Instructions for the task — Quote, without change, all of the lines that follow.

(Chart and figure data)
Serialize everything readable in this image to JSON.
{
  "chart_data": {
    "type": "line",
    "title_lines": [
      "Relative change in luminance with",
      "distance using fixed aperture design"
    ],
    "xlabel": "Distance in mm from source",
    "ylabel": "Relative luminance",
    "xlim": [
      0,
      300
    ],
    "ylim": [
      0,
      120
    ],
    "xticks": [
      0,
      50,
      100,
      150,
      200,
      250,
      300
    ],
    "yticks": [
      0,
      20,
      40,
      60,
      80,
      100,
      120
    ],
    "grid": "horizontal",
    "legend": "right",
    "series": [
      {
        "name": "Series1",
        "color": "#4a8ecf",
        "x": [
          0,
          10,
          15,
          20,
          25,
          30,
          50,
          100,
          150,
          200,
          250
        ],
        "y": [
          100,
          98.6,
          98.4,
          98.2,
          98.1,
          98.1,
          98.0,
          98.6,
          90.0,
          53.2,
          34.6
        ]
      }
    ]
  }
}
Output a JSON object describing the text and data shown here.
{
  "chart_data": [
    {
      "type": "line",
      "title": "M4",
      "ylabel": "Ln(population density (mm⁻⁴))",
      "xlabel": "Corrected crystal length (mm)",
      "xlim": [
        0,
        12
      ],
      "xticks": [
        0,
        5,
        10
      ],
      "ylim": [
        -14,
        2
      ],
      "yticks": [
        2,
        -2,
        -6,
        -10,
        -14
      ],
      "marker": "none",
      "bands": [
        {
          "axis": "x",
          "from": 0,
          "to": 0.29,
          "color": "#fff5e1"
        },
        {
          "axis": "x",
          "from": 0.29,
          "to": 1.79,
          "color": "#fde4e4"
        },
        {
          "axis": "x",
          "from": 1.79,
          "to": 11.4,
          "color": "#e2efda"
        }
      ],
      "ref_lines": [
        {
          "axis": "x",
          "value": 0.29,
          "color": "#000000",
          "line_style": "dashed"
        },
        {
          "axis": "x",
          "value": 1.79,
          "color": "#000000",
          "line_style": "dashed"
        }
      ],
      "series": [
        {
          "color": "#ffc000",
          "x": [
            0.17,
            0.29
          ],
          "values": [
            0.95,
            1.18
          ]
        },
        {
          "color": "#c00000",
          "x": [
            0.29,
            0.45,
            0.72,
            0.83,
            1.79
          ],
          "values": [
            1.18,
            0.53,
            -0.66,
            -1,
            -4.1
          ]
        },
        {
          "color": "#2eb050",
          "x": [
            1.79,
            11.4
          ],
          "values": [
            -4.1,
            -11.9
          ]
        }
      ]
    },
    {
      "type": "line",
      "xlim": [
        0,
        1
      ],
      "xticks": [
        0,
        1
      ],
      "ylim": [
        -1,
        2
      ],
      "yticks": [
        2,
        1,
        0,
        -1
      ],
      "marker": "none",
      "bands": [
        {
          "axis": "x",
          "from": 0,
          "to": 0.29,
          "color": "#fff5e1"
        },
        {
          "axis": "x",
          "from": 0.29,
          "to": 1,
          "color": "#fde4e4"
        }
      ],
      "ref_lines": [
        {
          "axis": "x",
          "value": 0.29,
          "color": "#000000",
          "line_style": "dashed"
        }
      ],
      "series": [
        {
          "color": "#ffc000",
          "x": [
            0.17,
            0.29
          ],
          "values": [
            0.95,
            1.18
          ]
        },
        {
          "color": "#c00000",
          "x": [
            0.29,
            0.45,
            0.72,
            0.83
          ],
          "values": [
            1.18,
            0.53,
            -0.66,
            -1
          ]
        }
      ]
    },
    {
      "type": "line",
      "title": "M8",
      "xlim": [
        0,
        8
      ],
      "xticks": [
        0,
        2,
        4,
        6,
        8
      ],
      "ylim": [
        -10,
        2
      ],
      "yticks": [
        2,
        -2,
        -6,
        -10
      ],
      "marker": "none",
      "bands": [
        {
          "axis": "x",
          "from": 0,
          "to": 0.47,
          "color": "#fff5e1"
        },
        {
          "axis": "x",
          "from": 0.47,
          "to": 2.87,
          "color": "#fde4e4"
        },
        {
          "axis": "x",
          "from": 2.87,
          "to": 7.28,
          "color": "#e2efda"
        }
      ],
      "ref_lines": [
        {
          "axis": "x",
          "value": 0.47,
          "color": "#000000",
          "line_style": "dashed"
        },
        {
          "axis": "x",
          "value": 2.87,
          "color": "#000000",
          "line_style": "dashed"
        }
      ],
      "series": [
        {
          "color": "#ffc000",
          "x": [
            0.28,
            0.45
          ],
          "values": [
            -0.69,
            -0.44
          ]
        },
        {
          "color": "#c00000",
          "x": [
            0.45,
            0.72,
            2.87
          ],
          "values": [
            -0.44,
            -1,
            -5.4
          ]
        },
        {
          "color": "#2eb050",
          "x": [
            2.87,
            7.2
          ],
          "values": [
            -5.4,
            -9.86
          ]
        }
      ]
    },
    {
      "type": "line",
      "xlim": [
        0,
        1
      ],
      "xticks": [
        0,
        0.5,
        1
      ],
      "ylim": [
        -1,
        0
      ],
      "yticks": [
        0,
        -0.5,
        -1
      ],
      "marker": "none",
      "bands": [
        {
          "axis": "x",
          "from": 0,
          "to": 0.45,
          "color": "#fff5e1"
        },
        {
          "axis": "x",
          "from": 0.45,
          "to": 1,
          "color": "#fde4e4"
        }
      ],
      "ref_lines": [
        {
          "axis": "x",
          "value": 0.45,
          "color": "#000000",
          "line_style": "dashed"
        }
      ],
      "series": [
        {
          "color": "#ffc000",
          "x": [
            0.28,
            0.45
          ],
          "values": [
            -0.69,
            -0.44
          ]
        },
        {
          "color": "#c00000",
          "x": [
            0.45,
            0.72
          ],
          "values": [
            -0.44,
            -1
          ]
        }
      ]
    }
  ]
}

Result of this exercise —
Serialize everything readable in this image to JSON.
{
  "chart_data": {
    "type": "line",
    "title_lines": [
      "Relative change in luminance with",
      "distance using fixed aperture design"
    ],
    "xlabel": "Distance in mm from source",
    "ylabel": "Relative luminance",
    "xlim": [
      0,
      300
    ],
    "ylim": [
      0,
      120
    ],
    "xticks": [
      0,
      50,
      100,
      150,
      200,
      250,
      300
    ],
    "yticks": [
      0,
      20,
      40,
      60,
      80,
      100,
      120
    ],
    "grid": "horizontal",
    "legend": "right",
    "series": [
      {
        "name": "Series1",
        "color": "#4a8ecf",
        "x": [
          0,
          10,
          15,
          20,
          25,
          30,
          50,
          100,
          150,
          200,
          250
        ],
        "y": [
          100,
          98.6,
          98.4,
          98.2,
          98.1,
          98.1,
          98.0,
          98.6,
          90.0,
          53.2,
          34.6
        ]
      }
    ]
  }
}
Output a JSON object describing the text and data shown here.
{
  "chart_data": [
    {
      "type": "line",
      "title": "M4",
      "ylabel": "Ln(population density (mm⁻⁴))",
      "xlabel": "Corrected crystal length (mm)",
      "xlim": [
        0,
        12
      ],
      "xticks": [
        0,
        5,
        10
      ],
      "ylim": [
        -14,
        2
      ],
      "yticks": [
        2,
        -2,
        -6,
        -10,
        -14
      ],
      "marker": "none",
      "bands": [
        {
          "axis": "x",
          "from": 0,
          "to": 0.29,
          "color": "#fff5e1"
        },
        {
          "axis": "x",
          "from": 0.29,
          "to": 1.79,
          "color": "#fde4e4"
        },
        {
          "axis": "x",
          "from": 1.79,
          "to": 11.4,
          "color": "#e2efda"
        }
      ],
      "ref_lines": [
        {
          "axis": "x",
          "value": 0.29,
          "color": "#000000",
          "line_style": "dashed"
        },
        {
          "axis": "x",
          "value": 1.79,
          "color": "#000000",
          "line_style": "dashed"
        }
      ],
      "series": [
        {
          "color": "#ffc000",
          "x": [
            0.17,
            0.29
          ],
          "values": [
            0.95,
            1.18
          ]
        },
        {
          "color": "#c00000",
          "x": [
            0.29,
            0.45,
            0.72,
            0.83,
            1.79
          ],
          "values": [
            1.18,
            0.53,
            -0.66,
            -1,
            -4.1
          ]
        },
        {
          "color": "#2eb050",
          "x": [
            1.79,
            11.4
          ],
          "values": [
            -4.1,
            -11.9
          ]
        }
      ]
    },
    {
      "type": "line",
      "xlim": [
        0,
        1
      ],
      "xticks": [
        0,
        1
      ],
      "ylim": [
        -1,
        2
      ],
      "yticks": [
        2,
        1,
        0,
        -1
      ],
      "marker": "none",
      "bands": [
        {
          "axis": "x",
          "from": 0,
          "to": 0.29,
          "color": "#fff5e1"
        },
        {
          "axis": "x",
          "from": 0.29,
          "to": 1,
          "color": "#fde4e4"
        }
      ],
      "ref_lines": [
        {
          "axis": "x",
          "value": 0.29,
          "color": "#000000",
          "line_style": "dashed"
        }
      ],
      "series": [
        {
          "color": "#ffc000",
          "x": [
            0.17,
            0.29
          ],
          "values": [
            0.95,
            1.18
          ]
        },
        {
          "color": "#c00000",
          "x": [
            0.29,
            0.45,
            0.72,
            0.83
          ],
          "values": [
            1.18,
            0.53,
            -0.66,
            -1
          ]
        }
      ]
    },
    {
      "type": "line",
      "title": "M8",
      "xlim": [
        0,
        8
      ],
      "xticks": [
        0,
        2,
        4,
        6,
        8
      ],
      "ylim": [
        -10,
        2
      ],
      "yticks": [
        2,
        -2,
        -6,
        -10
      ],
      "marker": "none",
      "bands": [
        {
          "axis": "x",
          "from": 0,
          "to": 0.47,
          "color": "#fff5e1"
        },
        {
          "axis": "x",
          "from": 0.47,
          "to": 2.87,
          "color": "#fde4e4"
        },
        {
          "axis": "x",
          "from": 2.87,
          "to": 7.28,
          "color": "#e2efda"
        }
      ],
      "ref_lines": [
        {
          "axis": "x",
          "value": 0.47,
          "color": "#000000",
          "line_style": "dashed"
        },
        {
          "axis": "x",
          "value": 2.87,
          "color": "#000000",
          "line_style": "dashed"
        }
      ],
      "series": [
        {
          "color": "#ffc000",
          "x": [
            0.28,
            0.45
          ],
          "values": [
            -0.69,
            -0.44
          ]
        },
        {
          "color": "#c00000",
          "x": [
            0.45,
            0.72,
            2.87
          ],
          "values": [
            -0.44,
            -1,
            -5.4
          ]
        },
        {
          "color": "#2eb050",
          "x": [
            2.87,
            7.2
          ],
          "values": [
            -5.4,
            -9.86
          ]
        }
      ]
    },
    {
      "type": "line",
      "xlim": [
        0,
        1
      ],
      "xticks": [
        0,
        0.5,
        1
      ],
      "ylim": [
        -1,
        0
      ],
      "yticks": [
        0,
        -0.5,
        -1
      ],
      "marker": "none",
      "bands": [
        {
          "axis": "x",
          "from": 0,
          "to": 0.45,
          "color": "#fff5e1"
        },
        {
          "axis": "x",
          "from": 0.45,
          "to": 1,
          "color": "#fde4e4"
        }
      ],
      "ref_lines": [
        {
          "axis": "x",
          "value": 0.45,
          "color": "#000000",
          "line_style": "dashed"
        }
      ],
      "series": [
        {
          "color": "#ffc000",
          "x": [
            0.28,
            0.45
          ],
          "values": [
            -0.69,
            -0.44
          ]
        },
        {
          "color": "#c00000",
          "x": [
            0.45,
            0.72
          ],
          "values": [
            -0.44,
            -1
          ]
        }
      ]
    }
  ]
}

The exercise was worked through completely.